— Start of Data for this exercise —

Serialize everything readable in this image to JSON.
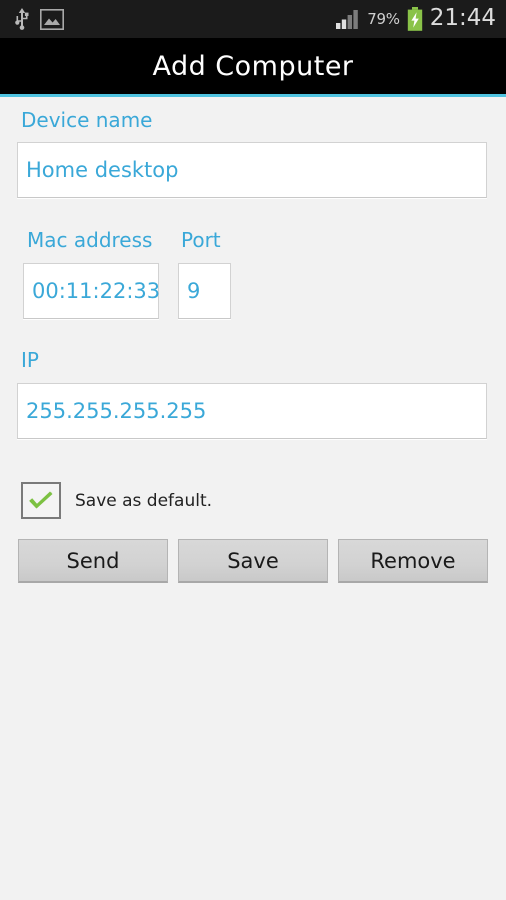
{
  "status_bar": {
    "left_icons": [
      {
        "name": "usb-icon",
        "label": "USB"
      },
      {
        "name": "image-icon",
        "label": "Screenshot captured"
      }
    ],
    "signal_icon": "signal-bars-icon",
    "signal_bars_filled": 2,
    "signal_bars_total": 4,
    "battery_percent": "79%",
    "battery_icon": "battery-charging-icon",
    "clock": "21:44",
    "background_color": "#1b1b1b",
    "battery_color": "#8ac349"
  },
  "title_bar": {
    "title": "Add Computer",
    "background_color": "#000000",
    "accent_color": "#4fc3e0"
  },
  "form": {
    "accent_color": "#3aa8d8",
    "device_name": {
      "label": "Device name",
      "value": "Home desktop",
      "placeholder": "Device name"
    },
    "mac_address": {
      "label": "Mac address",
      "value": "00:11:22:33",
      "placeholder": "Mac address"
    },
    "port": {
      "label": "Port",
      "value": "9",
      "placeholder": "Port"
    },
    "ip": {
      "label": "IP",
      "value": "255.255.255.255",
      "placeholder": "IP"
    },
    "save_as_default": {
      "label": "Save as default.",
      "checked": true,
      "check_color": "#7cc142"
    }
  },
  "buttons": {
    "send": "Send",
    "save": "Save",
    "remove": "Remove"
  }
}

— End of Data for this exercise —

Written request ::
Copy all lines of the listing above that contain the string "label".

Full response ::
        "label": "USB"
        "label": "Screenshot captured"
      "label": "Device name",
      "label": "Mac address",
      "label": "Port",
      "label": "IP",
      "label": "Save as default.",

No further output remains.